▸ **Goal**:
Tally the lines holding the string "shop" and reply with that number alone.

=== Data to use ===

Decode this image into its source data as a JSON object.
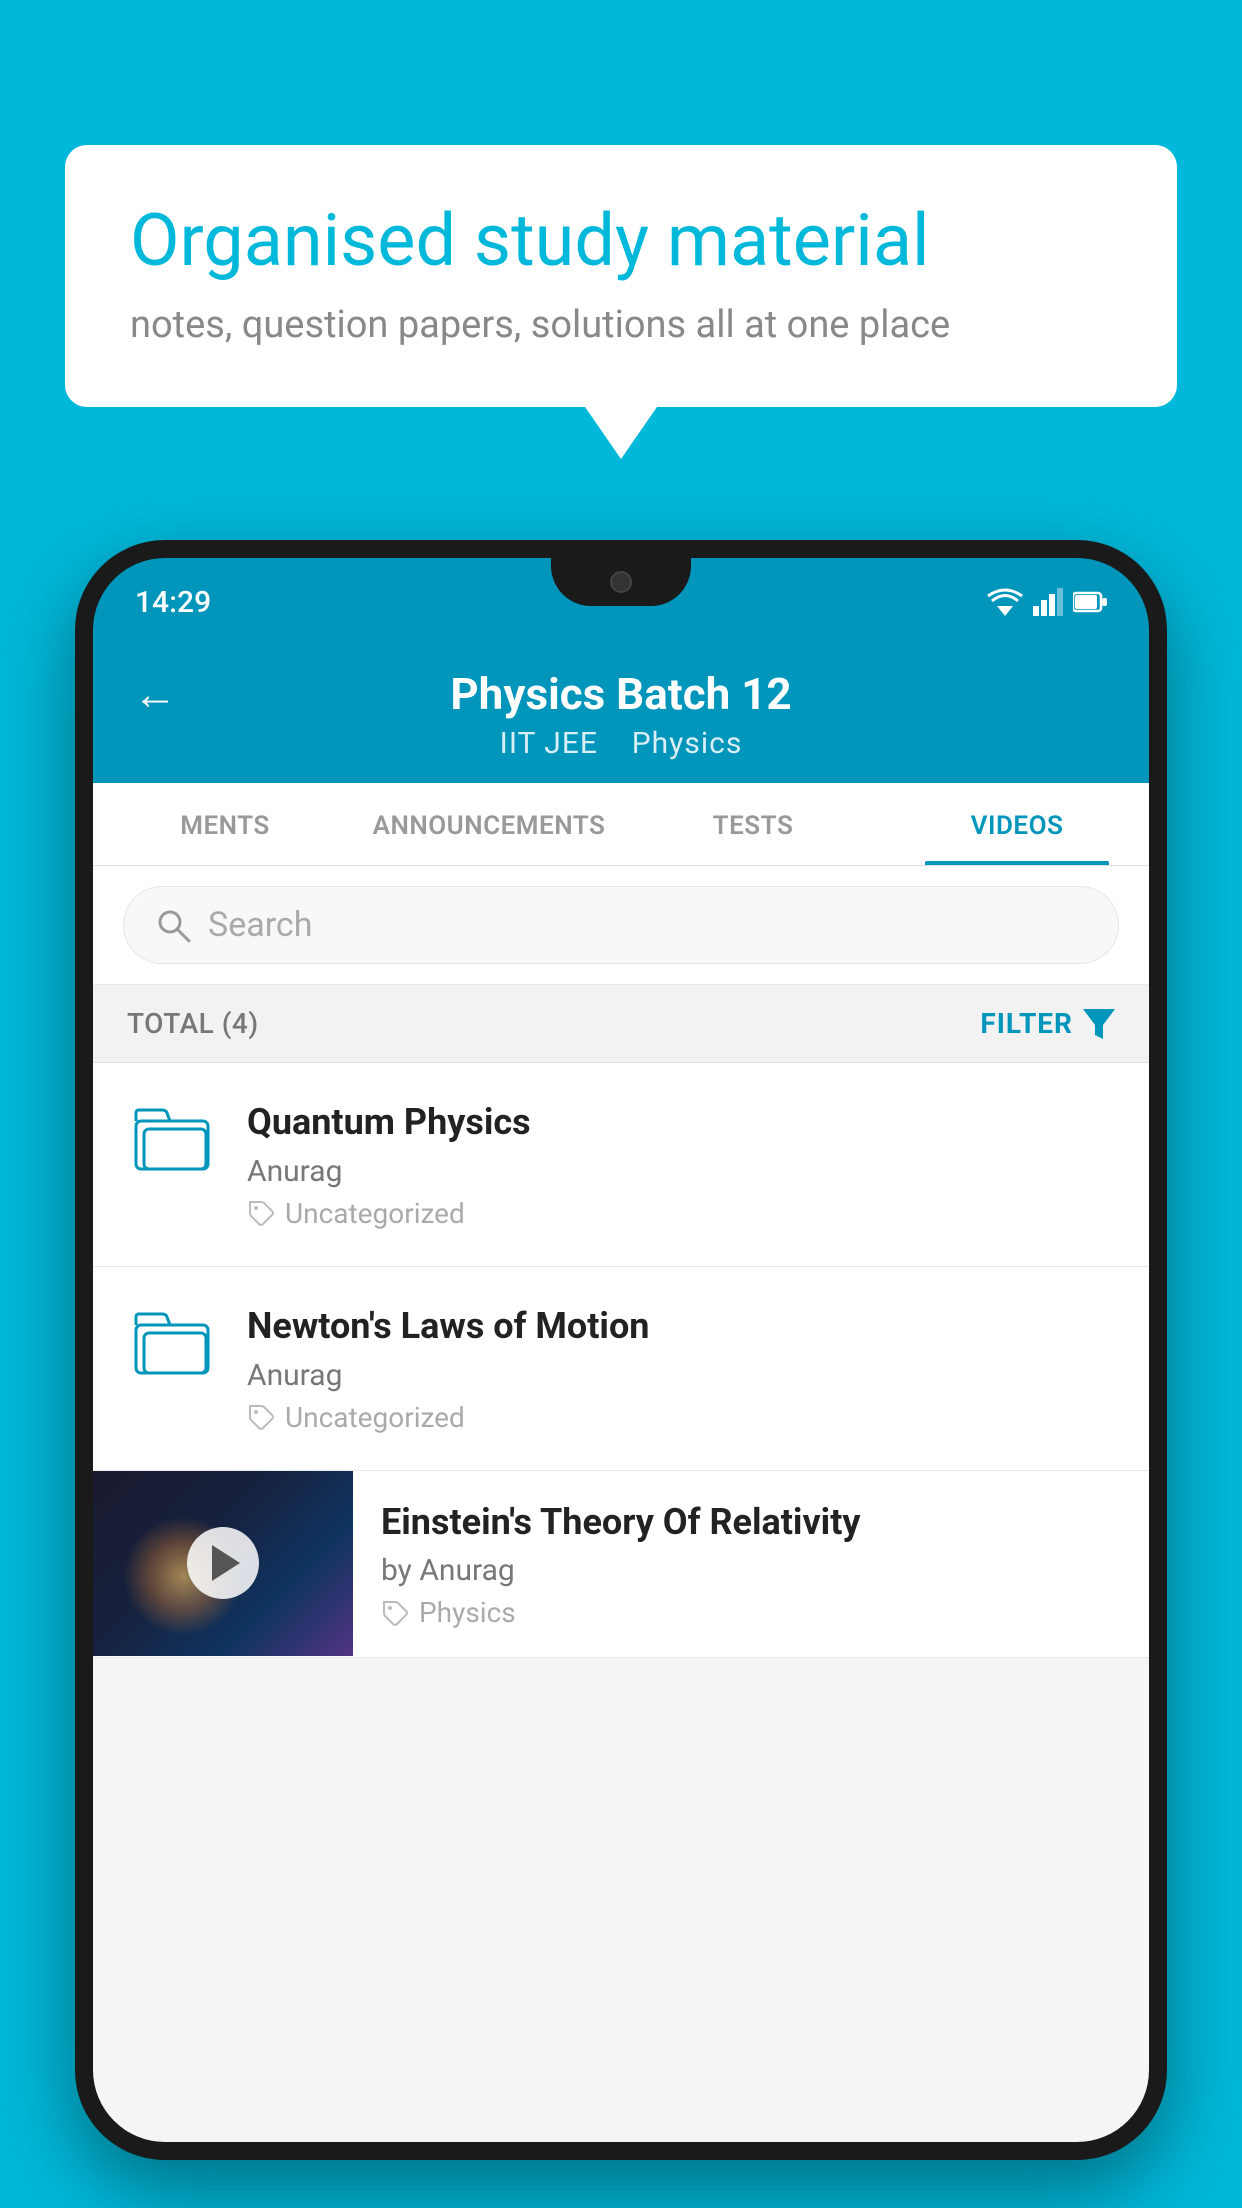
{
  "background": {
    "color": "#00b8d9"
  },
  "speech_bubble": {
    "title": "Organised study material",
    "subtitle": "notes, question papers, solutions all at one place"
  },
  "status_bar": {
    "time": "14:29",
    "icons": [
      "wifi",
      "signal",
      "battery"
    ]
  },
  "app_header": {
    "back_label": "←",
    "title": "Physics Batch 12",
    "subtitle_tags": [
      "IIT JEE",
      "Physics"
    ]
  },
  "tabs": [
    {
      "label": "MENTS",
      "active": false
    },
    {
      "label": "ANNOUNCEMENTS",
      "active": false
    },
    {
      "label": "TESTS",
      "active": false
    },
    {
      "label": "VIDEOS",
      "active": true
    }
  ],
  "search": {
    "placeholder": "Search"
  },
  "filter_bar": {
    "total_label": "TOTAL (4)",
    "filter_label": "FILTER"
  },
  "videos": [
    {
      "id": 1,
      "title": "Quantum Physics",
      "author": "Anurag",
      "tag": "Uncategorized",
      "has_thumbnail": false
    },
    {
      "id": 2,
      "title": "Newton's Laws of Motion",
      "author": "Anurag",
      "tag": "Uncategorized",
      "has_thumbnail": false
    },
    {
      "id": 3,
      "title": "Einstein's Theory Of Relativity",
      "author": "by Anurag",
      "tag": "Physics",
      "has_thumbnail": true
    }
  ]
}
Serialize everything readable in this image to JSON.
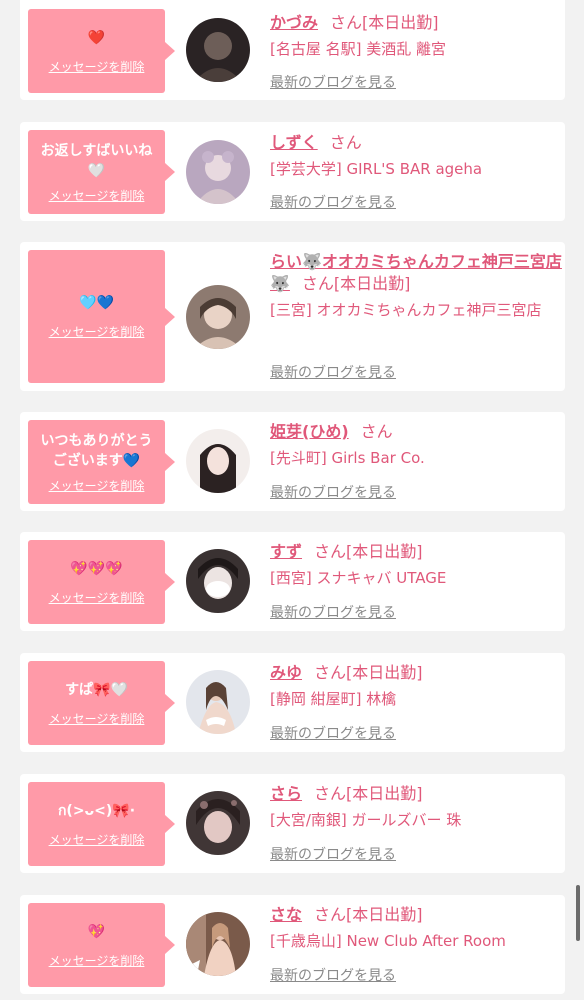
{
  "cards": [
    {
      "message": "❤️",
      "delete_label": "メッセージを削除",
      "name": "かづみ",
      "suffix": "さん[本日出勤]",
      "shop": "[名古屋 名駅] 美酒乱 離宮",
      "blog_label": "最新のブログを見る",
      "avatar_color": "#2a2324"
    },
    {
      "message": "お返しすばいいね🤍",
      "delete_label": "メッセージを削除",
      "name": "しずく",
      "suffix": "さん",
      "shop": "[学芸大学] GIRL'S BAR ageha",
      "blog_label": "最新のブログを見る",
      "avatar_color": "#b9a7bf"
    },
    {
      "message": "🩵💙",
      "delete_label": "メッセージを削除",
      "name": "らい🐺オオカミちゃんカフェ神戸三宮店🐺",
      "suffix": "さん[本日出勤]",
      "shop": "[三宮] オオカミちゃんカフェ神戸三宮店",
      "blog_label": "最新のブログを見る",
      "avatar_color": "#8d7a70"
    },
    {
      "message": "いつもありがとうございます💙",
      "delete_label": "メッセージを削除",
      "name": "姫芽(ひめ)",
      "suffix": "さん",
      "shop": "[先斗町] Girls Bar Co.",
      "blog_label": "最新のブログを見る",
      "avatar_color": "#d8cfca"
    },
    {
      "message": "💖💖💖",
      "delete_label": "メッセージを削除",
      "name": "すず",
      "suffix": "さん[本日出勤]",
      "shop": "[西宮] スナキャバ UTAGE",
      "blog_label": "最新のブログを見る",
      "avatar_color": "#3a3232"
    },
    {
      "message": "すぱ🎀🤍",
      "delete_label": "メッセージを削除",
      "name": "みゆ",
      "suffix": "さん[本日出勤]",
      "shop": "[静岡 紺屋町] 林檎",
      "blog_label": "最新のブログを見る",
      "avatar_color": "#e3e6ec"
    },
    {
      "message": "ก(>ᴗ<)🎀·",
      "delete_label": "メッセージを削除",
      "name": "さら",
      "suffix": "さん[本日出勤]",
      "shop": "[大宮/南銀] ガールズバー 珠",
      "blog_label": "最新のブログを見る",
      "avatar_color": "#403636"
    },
    {
      "message": "💖",
      "delete_label": "メッセージを削除",
      "name": "さな",
      "suffix": "さん[本日出勤]",
      "shop": "[千歳烏山] New Club After Room",
      "blog_label": "最新のブログを見る",
      "avatar_color": "#7a5a4a"
    }
  ]
}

===

▸ **Exercise answer**:
8